Trecho para leitura.

○ ○ ○

MEMÓRIAS QUE VIRAM HISTÓRIAS

Rachel Weisz me deve uma

São Paulo, 2004

Arquivo pessoal
Fernando Meirelles e Thiago no set do curta "Identidade", dirigido por Meirelles e Nando Olival, em 2004
Fernando Meirelles e Thiago no set do curta "Identidade", dirigido por Meirelles e Nando Olival, em 2004

THIAGO DOTTORI

NO FINALZINHO DOS anos 90, eu cursava cinema e já gostava de escrever, mas a perspectiva para um aspirante a roteirista no Brasil não era das melhores. Mais ou menos como querer ser jogador profissional de curling morando em Copacabana. Queria mostrar meus textos, mas não era fácil achar quem quisesse ler, quanto mais produzir.

Segui. O primeiro trabalho pintou pouco antes das férias. Um amigo da faculdade me deu um toque sobre um estágio numa tal de O2 Filmes. Gostei do nome da produtora; fui e fiz a entrevista.

Na semana seguinte comecei a trabalhar. Minha primeira função: apontar o ventilador para o rosto de modelos em teste para um comercial de automóvel. E ainda me pagavam algo no final do mês? Era o emprego, digo, o estágio dos sonhos. Não era escrever para cinema, mas era mais legal que ficar na frente da tela sendo desafiado pela página em branco todos os dias.

Fiquei um tempo na O2, não só jogando vento no rosto de semideusas, mas também tirando xerox, organizando arquivo e conferindo fechamentos. Enquanto isso, aprendia sobre produção naquela casa labiríntica e instigante.

Eu me encantava com a sala de produção apinhada de gente, uma espécie de caos organizado onde reinava a sensação de liberdade atrelada ao comprometimento. Não demorou para notar no centro daquele microcosmos um maestro discreto, que nos estimulava, chamado Fernando Meirelles.

Mais tarde, quando fui promovido a segundo assistente de direção, tive a sorte de trabalhar em sets de filmagem em que Fernando era o diretor. Os sets dele sempre foram um mistério e um aprendizado. No ar havia uma sintonia fina entre descontração e responsabilidade, não importava se tínhamos uma diária com 200 figurantes ou só um ator e uma poltrona.

○ ○ ○

Dados fornecidos.

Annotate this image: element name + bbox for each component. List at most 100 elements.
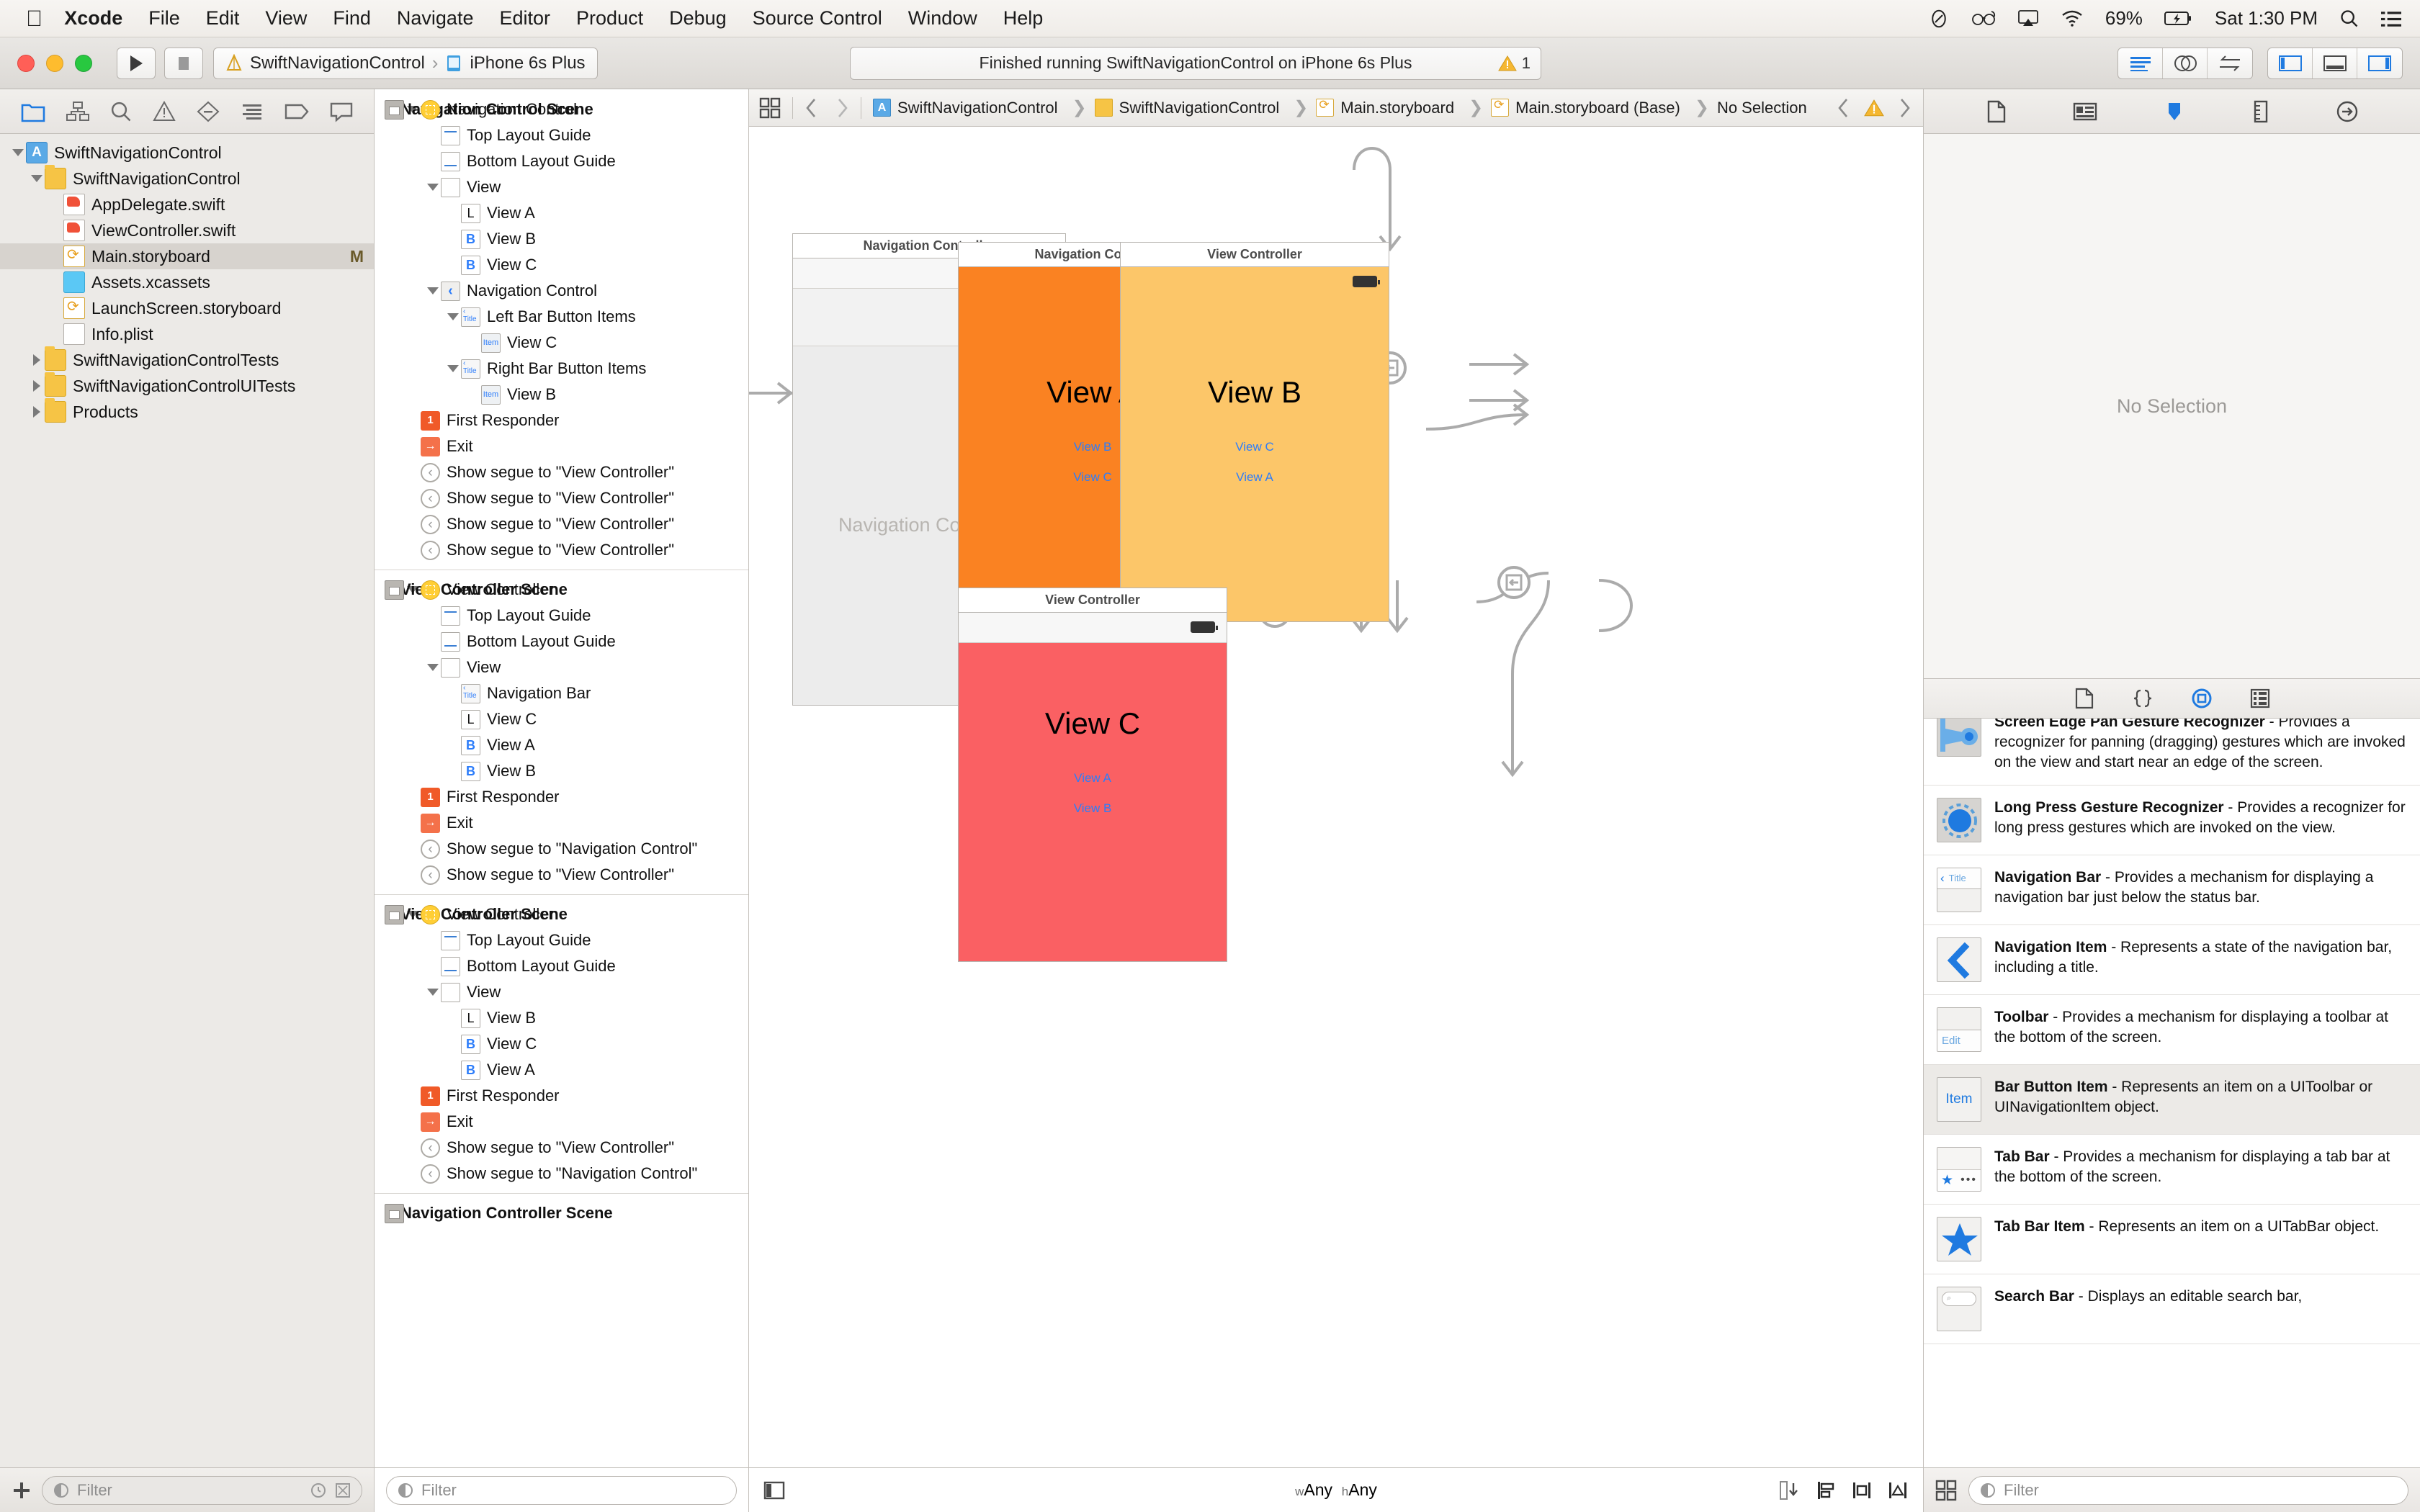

○ ○ ○

Copie sem alterações a passagem do relato sobre o estágio na O2 Filmes, começando em "Fiquei um tempo" e terminando em "labiríntica e instigante.".

Resposta.
Fiquei um tempo na O2, não só jogando vento no rosto de semideusas, mas também tirando xerox, organizando arquivo e conferindo fechamentos. Enquanto isso, aprendia sobre produção naquela casa labiríntica e instigante.